## [RECORDS PROVIDED]
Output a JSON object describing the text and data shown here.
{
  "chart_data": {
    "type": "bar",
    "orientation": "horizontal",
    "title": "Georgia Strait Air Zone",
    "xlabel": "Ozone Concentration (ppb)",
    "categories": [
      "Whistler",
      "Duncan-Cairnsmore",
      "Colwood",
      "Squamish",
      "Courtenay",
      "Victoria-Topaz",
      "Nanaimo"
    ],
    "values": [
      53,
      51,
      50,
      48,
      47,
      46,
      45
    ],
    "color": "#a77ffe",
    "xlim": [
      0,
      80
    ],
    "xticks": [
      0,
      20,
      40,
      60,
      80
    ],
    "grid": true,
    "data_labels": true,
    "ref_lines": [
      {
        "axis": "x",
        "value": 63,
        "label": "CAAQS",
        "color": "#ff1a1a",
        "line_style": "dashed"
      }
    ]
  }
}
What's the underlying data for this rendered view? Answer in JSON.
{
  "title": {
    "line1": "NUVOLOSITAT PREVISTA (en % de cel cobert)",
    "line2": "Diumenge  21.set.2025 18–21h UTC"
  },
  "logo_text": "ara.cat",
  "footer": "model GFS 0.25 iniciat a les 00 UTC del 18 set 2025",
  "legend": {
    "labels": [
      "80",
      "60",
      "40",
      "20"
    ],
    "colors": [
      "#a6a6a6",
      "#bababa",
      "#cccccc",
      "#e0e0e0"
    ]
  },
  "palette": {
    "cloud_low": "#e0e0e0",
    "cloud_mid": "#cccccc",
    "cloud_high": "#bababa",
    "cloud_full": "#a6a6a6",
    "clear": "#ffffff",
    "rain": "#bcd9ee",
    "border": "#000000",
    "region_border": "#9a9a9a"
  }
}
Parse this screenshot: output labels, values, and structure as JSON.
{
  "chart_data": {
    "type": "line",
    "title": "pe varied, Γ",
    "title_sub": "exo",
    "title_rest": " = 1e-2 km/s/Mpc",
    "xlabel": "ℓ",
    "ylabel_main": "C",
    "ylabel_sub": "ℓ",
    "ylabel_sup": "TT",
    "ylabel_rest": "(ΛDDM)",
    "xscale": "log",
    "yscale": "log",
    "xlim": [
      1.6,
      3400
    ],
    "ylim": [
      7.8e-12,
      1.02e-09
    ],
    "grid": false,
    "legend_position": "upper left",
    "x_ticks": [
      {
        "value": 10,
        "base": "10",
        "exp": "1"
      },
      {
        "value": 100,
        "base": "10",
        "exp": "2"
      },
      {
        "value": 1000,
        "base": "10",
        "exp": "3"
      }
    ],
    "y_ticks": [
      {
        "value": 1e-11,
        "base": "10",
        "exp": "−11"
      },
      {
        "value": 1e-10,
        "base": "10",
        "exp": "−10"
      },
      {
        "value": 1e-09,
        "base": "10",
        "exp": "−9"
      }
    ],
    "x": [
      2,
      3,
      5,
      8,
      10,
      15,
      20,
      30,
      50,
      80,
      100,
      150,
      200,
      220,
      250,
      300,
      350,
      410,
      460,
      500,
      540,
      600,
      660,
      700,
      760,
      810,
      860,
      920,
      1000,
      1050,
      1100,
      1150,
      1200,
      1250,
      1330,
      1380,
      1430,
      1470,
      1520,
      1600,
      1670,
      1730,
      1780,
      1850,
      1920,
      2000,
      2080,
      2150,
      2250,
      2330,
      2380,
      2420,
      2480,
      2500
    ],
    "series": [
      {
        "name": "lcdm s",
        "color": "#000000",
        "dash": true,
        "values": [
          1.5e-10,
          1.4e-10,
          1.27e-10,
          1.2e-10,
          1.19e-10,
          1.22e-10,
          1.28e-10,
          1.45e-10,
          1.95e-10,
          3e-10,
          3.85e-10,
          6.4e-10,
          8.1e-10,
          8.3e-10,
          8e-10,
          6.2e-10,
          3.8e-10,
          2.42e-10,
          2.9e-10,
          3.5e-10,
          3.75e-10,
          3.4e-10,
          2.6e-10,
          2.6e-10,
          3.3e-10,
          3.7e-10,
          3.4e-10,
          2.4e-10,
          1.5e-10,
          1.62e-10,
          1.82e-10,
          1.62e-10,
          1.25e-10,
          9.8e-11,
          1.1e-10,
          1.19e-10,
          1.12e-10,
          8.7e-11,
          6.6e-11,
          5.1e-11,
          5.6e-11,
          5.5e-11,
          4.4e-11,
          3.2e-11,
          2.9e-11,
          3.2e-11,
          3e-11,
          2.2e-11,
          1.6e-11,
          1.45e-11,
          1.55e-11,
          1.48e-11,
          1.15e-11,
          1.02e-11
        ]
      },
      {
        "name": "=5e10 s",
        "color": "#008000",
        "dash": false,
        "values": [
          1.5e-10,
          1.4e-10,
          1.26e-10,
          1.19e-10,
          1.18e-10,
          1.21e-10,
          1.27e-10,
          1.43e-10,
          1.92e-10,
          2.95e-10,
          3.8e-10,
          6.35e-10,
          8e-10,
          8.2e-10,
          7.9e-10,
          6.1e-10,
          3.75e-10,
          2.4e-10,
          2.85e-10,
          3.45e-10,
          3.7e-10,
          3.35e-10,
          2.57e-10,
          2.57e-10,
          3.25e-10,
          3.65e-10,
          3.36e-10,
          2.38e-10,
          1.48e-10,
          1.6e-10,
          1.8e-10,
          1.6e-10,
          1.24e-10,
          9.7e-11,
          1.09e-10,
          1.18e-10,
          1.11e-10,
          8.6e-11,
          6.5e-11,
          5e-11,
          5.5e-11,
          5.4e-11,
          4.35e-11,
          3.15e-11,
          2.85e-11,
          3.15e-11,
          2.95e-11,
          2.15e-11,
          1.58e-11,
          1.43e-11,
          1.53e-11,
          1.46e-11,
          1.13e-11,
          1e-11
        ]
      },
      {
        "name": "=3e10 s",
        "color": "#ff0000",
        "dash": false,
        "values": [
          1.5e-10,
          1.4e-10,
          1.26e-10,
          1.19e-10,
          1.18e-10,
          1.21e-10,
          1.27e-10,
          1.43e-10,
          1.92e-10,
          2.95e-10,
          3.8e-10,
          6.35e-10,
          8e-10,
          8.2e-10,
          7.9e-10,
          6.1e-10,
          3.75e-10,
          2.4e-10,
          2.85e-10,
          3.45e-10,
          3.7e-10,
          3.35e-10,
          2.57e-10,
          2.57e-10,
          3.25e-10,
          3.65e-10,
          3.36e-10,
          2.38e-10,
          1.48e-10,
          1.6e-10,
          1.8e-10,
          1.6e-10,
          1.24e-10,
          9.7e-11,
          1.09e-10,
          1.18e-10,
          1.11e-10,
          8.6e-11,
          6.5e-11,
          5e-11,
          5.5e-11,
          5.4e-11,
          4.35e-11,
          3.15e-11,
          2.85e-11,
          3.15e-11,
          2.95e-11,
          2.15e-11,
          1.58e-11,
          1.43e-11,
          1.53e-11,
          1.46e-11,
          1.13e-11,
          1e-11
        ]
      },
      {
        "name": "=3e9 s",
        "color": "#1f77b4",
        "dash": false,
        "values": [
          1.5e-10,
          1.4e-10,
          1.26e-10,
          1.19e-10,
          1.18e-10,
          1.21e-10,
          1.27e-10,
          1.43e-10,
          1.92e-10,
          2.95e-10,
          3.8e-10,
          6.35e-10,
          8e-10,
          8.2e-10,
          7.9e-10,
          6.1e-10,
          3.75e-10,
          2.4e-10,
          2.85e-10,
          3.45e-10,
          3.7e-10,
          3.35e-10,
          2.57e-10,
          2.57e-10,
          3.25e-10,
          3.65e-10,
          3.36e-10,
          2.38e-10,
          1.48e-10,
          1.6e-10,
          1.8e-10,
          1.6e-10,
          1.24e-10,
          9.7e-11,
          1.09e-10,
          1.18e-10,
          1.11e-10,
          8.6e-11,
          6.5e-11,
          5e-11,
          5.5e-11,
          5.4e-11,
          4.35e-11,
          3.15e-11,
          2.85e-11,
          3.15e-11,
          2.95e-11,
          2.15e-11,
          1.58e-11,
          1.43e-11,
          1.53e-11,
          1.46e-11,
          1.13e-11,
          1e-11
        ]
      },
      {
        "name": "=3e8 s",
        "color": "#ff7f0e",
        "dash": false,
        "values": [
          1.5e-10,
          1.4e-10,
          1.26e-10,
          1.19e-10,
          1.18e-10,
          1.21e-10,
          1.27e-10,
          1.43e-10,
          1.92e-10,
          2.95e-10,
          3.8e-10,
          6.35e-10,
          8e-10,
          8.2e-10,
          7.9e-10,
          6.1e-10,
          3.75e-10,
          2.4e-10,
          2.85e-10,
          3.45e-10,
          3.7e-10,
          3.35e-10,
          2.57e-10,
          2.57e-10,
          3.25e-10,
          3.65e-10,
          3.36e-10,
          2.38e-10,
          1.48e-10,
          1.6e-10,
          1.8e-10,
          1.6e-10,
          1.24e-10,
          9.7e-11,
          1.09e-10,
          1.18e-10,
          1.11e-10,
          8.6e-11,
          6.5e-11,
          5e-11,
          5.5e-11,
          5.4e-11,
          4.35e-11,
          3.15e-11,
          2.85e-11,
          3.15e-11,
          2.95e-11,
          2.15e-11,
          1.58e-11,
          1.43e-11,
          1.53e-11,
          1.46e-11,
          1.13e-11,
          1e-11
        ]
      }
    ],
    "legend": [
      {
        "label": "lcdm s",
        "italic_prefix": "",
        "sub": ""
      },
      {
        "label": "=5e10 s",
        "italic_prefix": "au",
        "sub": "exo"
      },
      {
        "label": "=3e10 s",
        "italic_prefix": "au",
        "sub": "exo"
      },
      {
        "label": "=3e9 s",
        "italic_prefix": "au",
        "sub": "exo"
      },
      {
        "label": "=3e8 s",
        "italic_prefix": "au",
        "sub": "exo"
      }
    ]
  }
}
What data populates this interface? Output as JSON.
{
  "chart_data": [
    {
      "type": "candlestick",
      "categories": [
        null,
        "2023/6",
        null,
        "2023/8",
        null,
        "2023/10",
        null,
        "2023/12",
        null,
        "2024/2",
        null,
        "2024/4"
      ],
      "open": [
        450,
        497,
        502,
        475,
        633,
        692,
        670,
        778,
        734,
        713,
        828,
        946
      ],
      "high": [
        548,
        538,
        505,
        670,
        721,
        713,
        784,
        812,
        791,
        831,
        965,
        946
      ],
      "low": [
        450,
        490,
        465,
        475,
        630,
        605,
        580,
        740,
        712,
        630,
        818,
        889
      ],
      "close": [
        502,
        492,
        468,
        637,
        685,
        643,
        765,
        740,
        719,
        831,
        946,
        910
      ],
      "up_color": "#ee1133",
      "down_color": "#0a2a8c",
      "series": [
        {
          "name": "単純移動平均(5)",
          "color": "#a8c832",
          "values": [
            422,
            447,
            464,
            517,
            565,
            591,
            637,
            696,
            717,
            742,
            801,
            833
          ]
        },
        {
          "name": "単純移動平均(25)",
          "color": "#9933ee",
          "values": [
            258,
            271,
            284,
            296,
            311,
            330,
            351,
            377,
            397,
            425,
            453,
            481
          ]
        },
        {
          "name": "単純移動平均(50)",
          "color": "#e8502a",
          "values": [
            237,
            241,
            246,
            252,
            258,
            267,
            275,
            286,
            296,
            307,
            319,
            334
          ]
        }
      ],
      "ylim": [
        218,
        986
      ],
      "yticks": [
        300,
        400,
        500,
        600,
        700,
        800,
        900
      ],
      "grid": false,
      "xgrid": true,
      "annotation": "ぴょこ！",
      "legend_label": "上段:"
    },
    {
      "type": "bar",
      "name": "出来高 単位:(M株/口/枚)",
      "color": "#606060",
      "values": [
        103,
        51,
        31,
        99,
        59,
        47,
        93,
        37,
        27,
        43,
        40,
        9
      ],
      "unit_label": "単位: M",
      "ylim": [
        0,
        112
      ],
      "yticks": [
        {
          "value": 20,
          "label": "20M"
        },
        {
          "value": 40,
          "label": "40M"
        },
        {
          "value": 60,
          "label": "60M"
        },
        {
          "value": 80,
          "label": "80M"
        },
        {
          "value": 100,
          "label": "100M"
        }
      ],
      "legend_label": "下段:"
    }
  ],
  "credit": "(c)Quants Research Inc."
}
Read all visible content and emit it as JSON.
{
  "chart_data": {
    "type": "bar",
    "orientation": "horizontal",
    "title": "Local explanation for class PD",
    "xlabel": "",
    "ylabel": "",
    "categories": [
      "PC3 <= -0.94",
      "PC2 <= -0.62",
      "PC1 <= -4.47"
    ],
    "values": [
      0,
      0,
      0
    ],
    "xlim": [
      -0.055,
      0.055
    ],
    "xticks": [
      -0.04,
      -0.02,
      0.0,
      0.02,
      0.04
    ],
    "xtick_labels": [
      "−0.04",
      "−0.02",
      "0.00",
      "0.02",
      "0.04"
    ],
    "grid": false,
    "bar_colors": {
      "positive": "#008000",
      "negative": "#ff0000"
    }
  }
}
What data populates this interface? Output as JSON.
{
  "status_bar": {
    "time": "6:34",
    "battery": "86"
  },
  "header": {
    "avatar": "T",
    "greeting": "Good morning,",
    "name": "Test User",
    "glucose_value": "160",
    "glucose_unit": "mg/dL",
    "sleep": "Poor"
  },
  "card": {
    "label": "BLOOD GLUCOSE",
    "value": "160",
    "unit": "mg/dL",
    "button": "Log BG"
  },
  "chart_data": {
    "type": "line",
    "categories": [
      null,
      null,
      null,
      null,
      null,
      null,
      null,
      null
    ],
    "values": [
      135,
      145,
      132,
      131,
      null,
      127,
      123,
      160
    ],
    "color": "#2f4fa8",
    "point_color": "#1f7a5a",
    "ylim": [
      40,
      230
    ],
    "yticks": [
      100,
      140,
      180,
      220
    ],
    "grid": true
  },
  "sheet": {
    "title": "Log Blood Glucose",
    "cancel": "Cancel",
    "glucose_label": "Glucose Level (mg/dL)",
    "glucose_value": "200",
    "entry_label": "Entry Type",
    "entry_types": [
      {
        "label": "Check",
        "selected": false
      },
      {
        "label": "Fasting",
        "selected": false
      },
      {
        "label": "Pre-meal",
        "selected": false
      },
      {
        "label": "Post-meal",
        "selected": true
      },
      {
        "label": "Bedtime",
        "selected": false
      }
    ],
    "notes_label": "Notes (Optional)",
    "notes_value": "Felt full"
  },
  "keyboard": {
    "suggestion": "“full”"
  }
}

## [PROBLEM DETAILS]
Return all lines of the material above in which the word "単純移動平均" occurs.

## [COMPLETE OUTPUT]
          "name": "単純移動平均(5)",
          "name": "単純移動平均(25)",
          "name": "単純移動平均(50)",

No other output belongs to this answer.